▶ What is being asked
Every entry must be given again exactly.

+++++

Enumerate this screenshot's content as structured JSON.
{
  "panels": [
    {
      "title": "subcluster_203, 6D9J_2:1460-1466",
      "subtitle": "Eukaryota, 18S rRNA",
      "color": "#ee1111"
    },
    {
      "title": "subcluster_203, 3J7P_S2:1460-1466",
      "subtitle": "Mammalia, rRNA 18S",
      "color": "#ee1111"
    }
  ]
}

+++++

▶ Result of this exercise
Enumerate this screenshot's content as structured JSON.
{
  "panels": [
    {
      "title": "subcluster_203, 6D9J_2:1460-1466",
      "subtitle": "Eukaryota, 18S rRNA",
      "color": "#ee1111"
    },
    {
      "title": "subcluster_203, 3J7P_S2:1460-1466",
      "subtitle": "Mammalia, rRNA 18S",
      "color": "#ee1111"
    }
  ]
}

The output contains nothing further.